→ MATERIAL SHOWN:

::::::::

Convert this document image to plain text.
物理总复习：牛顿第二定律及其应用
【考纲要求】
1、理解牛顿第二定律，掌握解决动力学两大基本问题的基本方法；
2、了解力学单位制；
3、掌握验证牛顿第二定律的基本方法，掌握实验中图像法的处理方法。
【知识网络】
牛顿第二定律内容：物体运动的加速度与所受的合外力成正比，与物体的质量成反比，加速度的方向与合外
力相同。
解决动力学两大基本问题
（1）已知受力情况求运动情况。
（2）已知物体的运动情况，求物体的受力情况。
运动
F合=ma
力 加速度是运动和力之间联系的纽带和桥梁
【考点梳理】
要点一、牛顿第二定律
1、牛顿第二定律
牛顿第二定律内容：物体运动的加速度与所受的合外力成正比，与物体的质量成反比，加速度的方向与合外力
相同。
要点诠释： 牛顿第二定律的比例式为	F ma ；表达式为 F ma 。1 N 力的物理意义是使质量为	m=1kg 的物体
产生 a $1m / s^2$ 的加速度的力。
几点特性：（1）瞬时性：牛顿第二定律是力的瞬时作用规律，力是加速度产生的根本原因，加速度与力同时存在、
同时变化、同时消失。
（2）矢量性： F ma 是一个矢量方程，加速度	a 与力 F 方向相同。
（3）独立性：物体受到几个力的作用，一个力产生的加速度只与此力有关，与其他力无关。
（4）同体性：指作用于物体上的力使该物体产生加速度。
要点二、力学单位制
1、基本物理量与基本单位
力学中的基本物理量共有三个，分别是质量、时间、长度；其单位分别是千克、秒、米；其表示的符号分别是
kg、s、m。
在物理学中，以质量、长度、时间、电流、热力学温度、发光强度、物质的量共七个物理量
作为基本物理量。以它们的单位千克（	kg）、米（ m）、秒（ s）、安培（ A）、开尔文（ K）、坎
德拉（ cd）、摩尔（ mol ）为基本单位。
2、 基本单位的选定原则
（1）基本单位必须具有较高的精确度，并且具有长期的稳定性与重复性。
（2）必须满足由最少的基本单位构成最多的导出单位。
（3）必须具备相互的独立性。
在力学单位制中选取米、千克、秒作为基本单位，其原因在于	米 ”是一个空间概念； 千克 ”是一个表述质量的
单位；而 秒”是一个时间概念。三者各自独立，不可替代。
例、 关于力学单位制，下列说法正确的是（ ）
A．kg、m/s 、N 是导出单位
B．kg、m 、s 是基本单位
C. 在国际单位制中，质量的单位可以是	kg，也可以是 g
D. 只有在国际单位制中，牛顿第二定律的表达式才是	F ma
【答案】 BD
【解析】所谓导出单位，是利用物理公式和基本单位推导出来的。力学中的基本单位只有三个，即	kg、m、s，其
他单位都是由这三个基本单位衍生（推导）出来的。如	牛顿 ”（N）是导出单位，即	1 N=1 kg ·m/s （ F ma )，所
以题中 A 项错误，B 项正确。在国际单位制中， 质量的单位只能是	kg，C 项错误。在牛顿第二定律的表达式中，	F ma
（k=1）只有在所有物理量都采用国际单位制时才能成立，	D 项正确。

::::::::

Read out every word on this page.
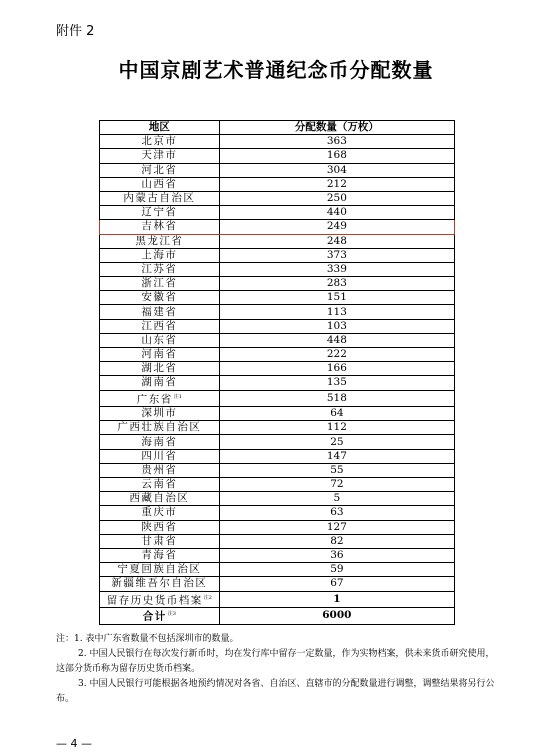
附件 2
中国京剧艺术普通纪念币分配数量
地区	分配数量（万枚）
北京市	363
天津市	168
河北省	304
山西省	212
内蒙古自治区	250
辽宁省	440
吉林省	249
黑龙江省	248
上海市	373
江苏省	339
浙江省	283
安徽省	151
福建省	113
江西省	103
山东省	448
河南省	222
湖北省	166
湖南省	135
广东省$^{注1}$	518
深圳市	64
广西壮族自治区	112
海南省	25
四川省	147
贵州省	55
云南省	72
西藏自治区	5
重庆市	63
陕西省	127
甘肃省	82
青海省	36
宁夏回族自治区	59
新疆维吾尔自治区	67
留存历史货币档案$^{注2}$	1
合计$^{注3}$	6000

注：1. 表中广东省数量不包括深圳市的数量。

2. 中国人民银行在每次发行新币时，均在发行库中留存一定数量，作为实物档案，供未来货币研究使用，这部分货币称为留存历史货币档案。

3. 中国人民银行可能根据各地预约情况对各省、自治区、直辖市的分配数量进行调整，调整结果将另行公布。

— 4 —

::::::::

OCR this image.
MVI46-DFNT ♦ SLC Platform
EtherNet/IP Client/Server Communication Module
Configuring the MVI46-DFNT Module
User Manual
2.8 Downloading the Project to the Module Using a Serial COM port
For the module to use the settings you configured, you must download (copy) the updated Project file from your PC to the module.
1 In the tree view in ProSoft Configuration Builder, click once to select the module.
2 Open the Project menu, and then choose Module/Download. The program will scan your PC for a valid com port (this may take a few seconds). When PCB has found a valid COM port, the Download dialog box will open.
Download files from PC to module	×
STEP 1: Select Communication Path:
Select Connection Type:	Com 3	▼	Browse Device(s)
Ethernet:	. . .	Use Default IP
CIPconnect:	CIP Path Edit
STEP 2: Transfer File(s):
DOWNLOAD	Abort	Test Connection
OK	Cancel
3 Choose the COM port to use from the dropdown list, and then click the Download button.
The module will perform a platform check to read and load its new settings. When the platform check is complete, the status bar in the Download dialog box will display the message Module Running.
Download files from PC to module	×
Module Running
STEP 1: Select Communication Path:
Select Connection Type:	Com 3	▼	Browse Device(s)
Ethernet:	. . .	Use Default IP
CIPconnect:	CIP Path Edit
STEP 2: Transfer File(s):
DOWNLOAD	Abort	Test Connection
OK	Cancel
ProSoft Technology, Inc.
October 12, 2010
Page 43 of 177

::::::::

→ JOB: State how many lines in the entries above include the word "settings"; reply with the number alone.

→ TASK SOLUTION: 2